[Exercise objective]: Gather from the material every line that contains the string "name".

Records that describe figures
━━━━━━━━━━━━━━━━━━━━
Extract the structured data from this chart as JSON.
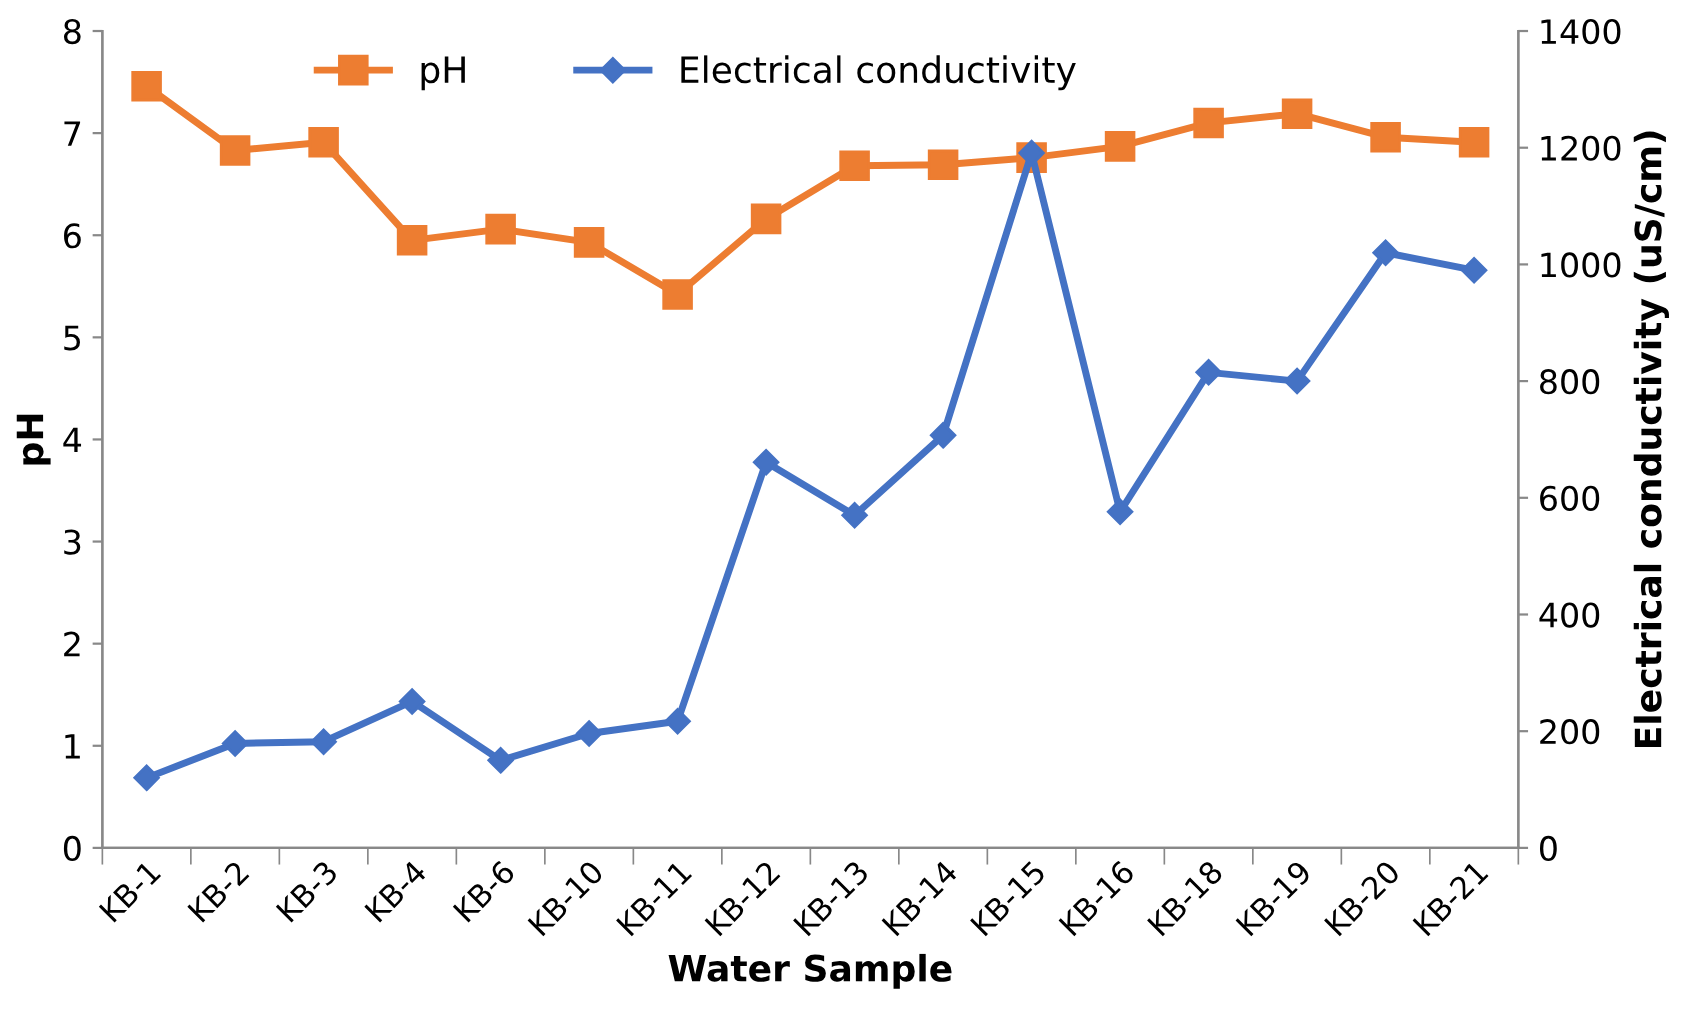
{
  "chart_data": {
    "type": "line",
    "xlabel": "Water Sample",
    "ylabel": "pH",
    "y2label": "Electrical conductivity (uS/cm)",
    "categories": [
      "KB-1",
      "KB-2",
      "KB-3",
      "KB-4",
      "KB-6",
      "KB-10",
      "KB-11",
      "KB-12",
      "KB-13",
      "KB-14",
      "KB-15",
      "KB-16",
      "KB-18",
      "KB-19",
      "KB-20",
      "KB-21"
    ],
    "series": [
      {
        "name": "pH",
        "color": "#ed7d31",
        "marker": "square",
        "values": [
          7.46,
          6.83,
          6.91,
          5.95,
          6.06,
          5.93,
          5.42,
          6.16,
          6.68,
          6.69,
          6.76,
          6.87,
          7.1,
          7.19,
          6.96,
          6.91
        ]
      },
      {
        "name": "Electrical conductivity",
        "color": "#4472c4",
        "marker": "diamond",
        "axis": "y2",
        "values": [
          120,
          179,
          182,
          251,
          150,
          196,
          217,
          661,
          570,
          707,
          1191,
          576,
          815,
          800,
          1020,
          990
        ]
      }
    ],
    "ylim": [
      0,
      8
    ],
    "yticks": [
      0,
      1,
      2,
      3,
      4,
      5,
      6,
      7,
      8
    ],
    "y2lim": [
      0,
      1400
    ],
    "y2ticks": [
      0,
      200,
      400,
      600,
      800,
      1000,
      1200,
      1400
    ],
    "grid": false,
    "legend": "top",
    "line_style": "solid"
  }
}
━━━━━━━━━━━━━━━━━━━━
[Answer to the task]:
        "name": "pH",
        "name": "Electrical conductivity",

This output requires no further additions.